> EXTRACTED TEXT:
By Verhappen, Ian on 3 August, 2004 - 9:54 pm

This thread has been posted before and includes reference to several international standards.

Ian Verhappen

By Matthew Hyatt on 3 August, 2004 - 11:26 pm
1 out of 1 members thought this post was helpful...

For all of the UL listed panels I have worked on, designed and such I used the following:

Black = AC hot
Red = switched AC hot
Yellow = AC hot from a another source - another control panel as an example.
White = neutral
red w/white tracer = switched neutral
Green or green w/ yellow tracer = ground/earth ground

blue = DC voltage, ie, 12vdc, 24vdc
white w/blue tracer = dc common

Brown = AC 3 pahse - phase A
Orange = AC 3 pahse - phase B
Yellow = AC 3 Phase - phase C

shileds: think of current loops
2 cond
clear or red = +
black = -(neg)
3 cond
red = power (24vdc typically for transducers)
clear = + (signal output)
black = - (signal common)

Hope this helps, oh, and any panel I have design and wired this way is easily understaood by 99% of all service and electrical people I have worked with.

By Richard Gue on 5 August, 2004 - 5:43 pm

Since our control panels are fabricated and listed under
Industrial Control Panels - UL508A, I have to use the
following color coding.

In section 66.5.3, the UL508A standard lists the following
color coding for internal power wiring.

Black - all ungrounded control power circuit conductors
regardless of voltage
White or natural grey - grounded AC current-carrying power
circuit conductor, regardless of voltage

In section 66.9, the UL508A standard lists the following
color coding for internal control wiring.

Black - all ungrounded control circuit conductors operating at the supply voltage
Red - ungrounded AC control circuits operating at a voltage less than the supply voltage
Blue - ungrounded DC control circuits
Yellow - ungrounded control circuits or other wiring, such
as for cabinet lighting, that remain energized when the main disconnect is in the "off" position
White or natural grey - grounded AC current-carrying control circuit conductor, regardless of voltage
White with blue stripe - grounded DC current-carrying
control circuit conductor
White with yellow stripe - grounded AC control circuit
current-carrying conductor that remains energized when the
main disconnect is in the "off" position

The UL508A standard does not apply to wiring outside the
industrial control panel.

Richard Gue
Controls Engineer
North Star Ice Equipment Corp.
Seattle, WA
(206) 763-7300 voice
(206) 763-7323 fax

By Chris Berhost on 24 August, 2004 - 10:39 pm
1 out of 1 members thought this post was helpful...

Please note that section 66.9 applies to industrial machinery such as:

Metalworking Machine Tools
Plastic Machinery, (injection molding, extrusion, blow molding, etc.)

> AVAILABLE DATA:
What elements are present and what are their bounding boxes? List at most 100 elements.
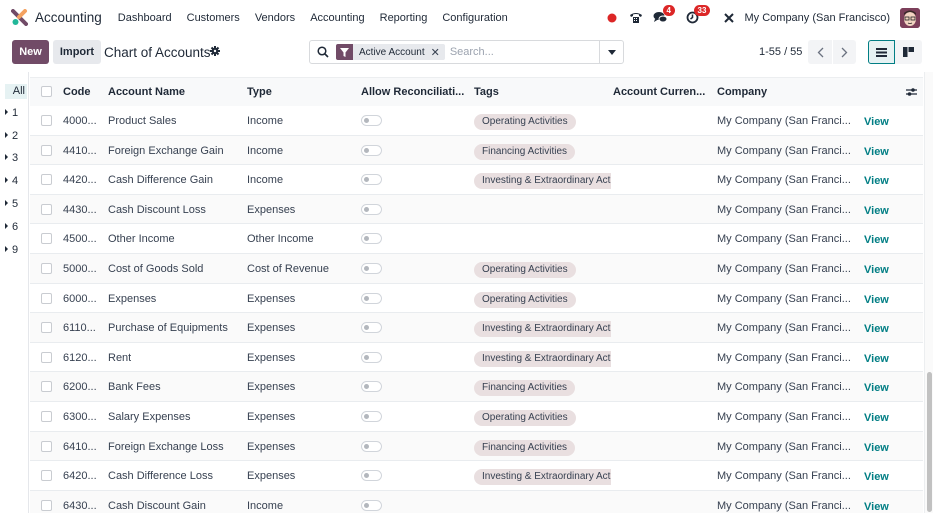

> WORK INSTRUCTIONS:
1. In the forum thread on panel wire colors, why does Richard Gue say he must use the color coding he lists?
2. From the forum thread on panel wire colors, list every conductor color or color combination that section 66.9 of the UL508A standard gives for internal control wiring.
The lines placed after the forum thread on panel wire colors are separate material.

> RESULTS FOR EACH TASK:
1. His company's control panels are fabricated and listed under Industrial Control Panels - UL508A. That standard therefore sets the color coding he has to use.

2.
- Black
- Red
- Blue
- Yellow
- White or natural grey
- White with blue stripe
- White with yellow stripe